**REQUIREMENT:** Extract all of the data and reproduce it precisely.
***** RECORDED DATA *****
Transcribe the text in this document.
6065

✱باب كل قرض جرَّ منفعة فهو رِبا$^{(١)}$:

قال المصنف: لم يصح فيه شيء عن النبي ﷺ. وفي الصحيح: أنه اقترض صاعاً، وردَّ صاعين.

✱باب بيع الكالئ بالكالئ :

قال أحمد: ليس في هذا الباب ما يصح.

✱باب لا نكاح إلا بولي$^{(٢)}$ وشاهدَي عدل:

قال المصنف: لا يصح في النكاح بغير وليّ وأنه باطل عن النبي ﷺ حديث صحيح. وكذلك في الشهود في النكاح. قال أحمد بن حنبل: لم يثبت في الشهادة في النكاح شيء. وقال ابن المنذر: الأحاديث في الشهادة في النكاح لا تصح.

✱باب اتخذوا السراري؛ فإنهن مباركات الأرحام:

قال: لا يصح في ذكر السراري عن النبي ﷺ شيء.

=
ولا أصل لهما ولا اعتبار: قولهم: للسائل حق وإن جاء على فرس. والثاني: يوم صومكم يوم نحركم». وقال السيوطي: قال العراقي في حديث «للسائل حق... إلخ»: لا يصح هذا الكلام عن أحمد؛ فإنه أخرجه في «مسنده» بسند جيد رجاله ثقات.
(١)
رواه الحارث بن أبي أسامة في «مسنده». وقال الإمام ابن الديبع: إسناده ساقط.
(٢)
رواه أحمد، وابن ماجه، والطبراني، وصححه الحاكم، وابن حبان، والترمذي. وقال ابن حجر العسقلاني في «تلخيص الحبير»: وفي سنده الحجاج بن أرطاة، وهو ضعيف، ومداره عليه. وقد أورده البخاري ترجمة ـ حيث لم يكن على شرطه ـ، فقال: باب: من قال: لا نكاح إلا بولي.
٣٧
*****
**REPLY:**
Transcribe the text in this document.
6065

✱باب كل قرض جرَّ منفعة فهو رِبا$^{(١)}$:

قال المصنف: لم يصح فيه شيء عن النبي ﷺ. وفي الصحيح: أنه اقترض صاعاً، وردَّ صاعين.

✱باب بيع الكالئ بالكالئ :

قال أحمد: ليس في هذا الباب ما يصح.

✱باب لا نكاح إلا بولي$^{(٢)}$ وشاهدَي عدل:

قال المصنف: لا يصح في النكاح بغير وليّ وأنه باطل عن النبي ﷺ حديث صحيح. وكذلك في الشهود في النكاح. قال أحمد بن حنبل: لم يثبت في الشهادة في النكاح شيء. وقال ابن المنذر: الأحاديث في الشهادة في النكاح لا تصح.

✱باب اتخذوا السراري؛ فإنهن مباركات الأرحام:

قال: لا يصح في ذكر السراري عن النبي ﷺ شيء.

=
ولا أصل لهما ولا اعتبار: قولهم: للسائل حق وإن جاء على فرس. والثاني: يوم صومكم يوم نحركم». وقال السيوطي: قال العراقي في حديث «للسائل حق... إلخ»: لا يصح هذا الكلام عن أحمد؛ فإنه أخرجه في «مسنده» بسند جيد رجاله ثقات.
(١)
رواه الحارث بن أبي أسامة في «مسنده». وقال الإمام ابن الديبع: إسناده ساقط.
(٢)
رواه أحمد، وابن ماجه، والطبراني، وصححه الحاكم، وابن حبان، والترمذي. وقال ابن حجر العسقلاني في «تلخيص الحبير»: وفي سنده الحجاج بن أرطاة، وهو ضعيف، ومداره عليه. وقد أورده البخاري ترجمة ـ حيث لم يكن على شرطه ـ، فقال: باب: من قال: لا نكاح إلا بولي.
٣٧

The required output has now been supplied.